§ WHAT IS EXPECTED
Copy out each line containing "text" from the entries below.

§ LISTED ENTRIES
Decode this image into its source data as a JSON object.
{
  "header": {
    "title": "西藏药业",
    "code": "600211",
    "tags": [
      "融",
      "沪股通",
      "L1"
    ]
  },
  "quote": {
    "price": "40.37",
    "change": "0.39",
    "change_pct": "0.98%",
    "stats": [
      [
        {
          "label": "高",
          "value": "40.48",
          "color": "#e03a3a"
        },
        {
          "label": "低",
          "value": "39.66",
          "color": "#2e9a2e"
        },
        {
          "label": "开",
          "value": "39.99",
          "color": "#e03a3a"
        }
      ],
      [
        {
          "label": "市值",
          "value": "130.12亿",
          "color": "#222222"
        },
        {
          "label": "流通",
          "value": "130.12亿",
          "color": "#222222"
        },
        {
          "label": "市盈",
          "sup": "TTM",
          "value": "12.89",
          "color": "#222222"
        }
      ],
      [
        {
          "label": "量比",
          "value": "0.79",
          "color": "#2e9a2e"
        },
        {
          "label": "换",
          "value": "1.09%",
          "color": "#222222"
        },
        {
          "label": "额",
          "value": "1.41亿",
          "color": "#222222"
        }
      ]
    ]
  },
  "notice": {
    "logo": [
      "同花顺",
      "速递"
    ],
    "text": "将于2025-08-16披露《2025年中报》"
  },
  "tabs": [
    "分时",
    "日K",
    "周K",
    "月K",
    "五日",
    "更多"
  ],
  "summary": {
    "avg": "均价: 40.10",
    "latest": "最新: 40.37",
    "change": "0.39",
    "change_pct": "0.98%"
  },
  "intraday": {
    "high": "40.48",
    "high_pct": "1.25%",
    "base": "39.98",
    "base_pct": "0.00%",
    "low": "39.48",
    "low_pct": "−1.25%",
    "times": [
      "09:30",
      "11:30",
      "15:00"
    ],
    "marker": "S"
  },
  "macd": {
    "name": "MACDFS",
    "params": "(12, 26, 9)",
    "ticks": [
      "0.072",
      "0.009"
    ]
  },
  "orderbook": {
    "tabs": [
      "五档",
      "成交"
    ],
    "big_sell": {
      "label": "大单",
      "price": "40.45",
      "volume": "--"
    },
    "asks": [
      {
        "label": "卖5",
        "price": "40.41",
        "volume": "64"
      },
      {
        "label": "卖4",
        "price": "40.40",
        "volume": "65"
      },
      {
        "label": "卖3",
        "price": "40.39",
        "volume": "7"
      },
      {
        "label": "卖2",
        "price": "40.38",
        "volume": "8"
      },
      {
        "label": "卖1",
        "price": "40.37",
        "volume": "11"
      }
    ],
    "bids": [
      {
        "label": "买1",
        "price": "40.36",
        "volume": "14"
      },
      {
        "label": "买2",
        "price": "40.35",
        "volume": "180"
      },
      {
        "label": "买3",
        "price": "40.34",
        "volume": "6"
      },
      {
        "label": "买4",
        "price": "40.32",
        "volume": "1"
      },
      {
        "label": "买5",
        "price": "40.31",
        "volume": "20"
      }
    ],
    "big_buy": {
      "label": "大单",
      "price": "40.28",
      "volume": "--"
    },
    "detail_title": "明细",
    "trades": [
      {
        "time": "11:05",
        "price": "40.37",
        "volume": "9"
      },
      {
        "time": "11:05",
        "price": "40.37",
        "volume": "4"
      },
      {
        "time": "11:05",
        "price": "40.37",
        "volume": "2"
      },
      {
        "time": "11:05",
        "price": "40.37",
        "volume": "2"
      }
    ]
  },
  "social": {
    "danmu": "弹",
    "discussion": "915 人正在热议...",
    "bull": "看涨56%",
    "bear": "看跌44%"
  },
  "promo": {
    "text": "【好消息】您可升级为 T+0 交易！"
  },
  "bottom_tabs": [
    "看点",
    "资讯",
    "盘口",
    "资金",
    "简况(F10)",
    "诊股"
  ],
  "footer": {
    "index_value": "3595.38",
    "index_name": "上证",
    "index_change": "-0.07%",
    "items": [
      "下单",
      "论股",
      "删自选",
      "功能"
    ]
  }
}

§ CORRECT RESPONSE
    "text": "将于2025-08-16披露《2025年中报》"
    "text": "【好消息】您可升级为 T+0 交易！"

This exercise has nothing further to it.